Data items
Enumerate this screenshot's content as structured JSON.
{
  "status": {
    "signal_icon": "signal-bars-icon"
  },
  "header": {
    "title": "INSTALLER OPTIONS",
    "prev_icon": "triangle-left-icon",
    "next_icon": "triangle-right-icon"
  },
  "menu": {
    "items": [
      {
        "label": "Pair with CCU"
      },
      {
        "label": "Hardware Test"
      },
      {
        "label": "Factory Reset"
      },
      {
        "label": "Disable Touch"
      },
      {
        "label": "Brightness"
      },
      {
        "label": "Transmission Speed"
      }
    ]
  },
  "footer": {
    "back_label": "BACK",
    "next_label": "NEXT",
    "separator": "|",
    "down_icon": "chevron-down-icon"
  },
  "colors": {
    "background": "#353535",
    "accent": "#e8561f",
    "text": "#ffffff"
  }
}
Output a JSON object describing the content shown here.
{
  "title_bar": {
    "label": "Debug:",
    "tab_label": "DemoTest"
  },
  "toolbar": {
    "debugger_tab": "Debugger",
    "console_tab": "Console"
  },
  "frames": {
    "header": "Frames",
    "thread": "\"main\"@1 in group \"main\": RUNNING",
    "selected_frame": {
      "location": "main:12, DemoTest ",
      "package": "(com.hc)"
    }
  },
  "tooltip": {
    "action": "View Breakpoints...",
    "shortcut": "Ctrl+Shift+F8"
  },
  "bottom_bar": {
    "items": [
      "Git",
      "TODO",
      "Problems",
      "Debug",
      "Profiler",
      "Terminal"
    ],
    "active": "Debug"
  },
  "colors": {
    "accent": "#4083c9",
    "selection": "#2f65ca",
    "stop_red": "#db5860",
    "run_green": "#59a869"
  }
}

Your goal → All of the data above should be transcribed exactly.

The reply →
Enumerate this screenshot's content as structured JSON.
{
  "status": {
    "signal_icon": "signal-bars-icon"
  },
  "header": {
    "title": "INSTALLER OPTIONS",
    "prev_icon": "triangle-left-icon",
    "next_icon": "triangle-right-icon"
  },
  "menu": {
    "items": [
      {
        "label": "Pair with CCU"
      },
      {
        "label": "Hardware Test"
      },
      {
        "label": "Factory Reset"
      },
      {
        "label": "Disable Touch"
      },
      {
        "label": "Brightness"
      },
      {
        "label": "Transmission Speed"
      }
    ]
  },
  "footer": {
    "back_label": "BACK",
    "next_label": "NEXT",
    "separator": "|",
    "down_icon": "chevron-down-icon"
  },
  "colors": {
    "background": "#353535",
    "accent": "#e8561f",
    "text": "#ffffff"
  }
}
Output a JSON object describing the content shown here.
{
  "title_bar": {
    "label": "Debug:",
    "tab_label": "DemoTest"
  },
  "toolbar": {
    "debugger_tab": "Debugger",
    "console_tab": "Console"
  },
  "frames": {
    "header": "Frames",
    "thread": "\"main\"@1 in group \"main\": RUNNING",
    "selected_frame": {
      "location": "main:12, DemoTest ",
      "package": "(com.hc)"
    }
  },
  "tooltip": {
    "action": "View Breakpoints...",
    "shortcut": "Ctrl+Shift+F8"
  },
  "bottom_bar": {
    "items": [
      "Git",
      "TODO",
      "Problems",
      "Debug",
      "Profiler",
      "Terminal"
    ],
    "active": "Debug"
  },
  "colors": {
    "accent": "#4083c9",
    "selection": "#2f65ca",
    "stop_red": "#db5860",
    "run_green": "#59a869"
  }
}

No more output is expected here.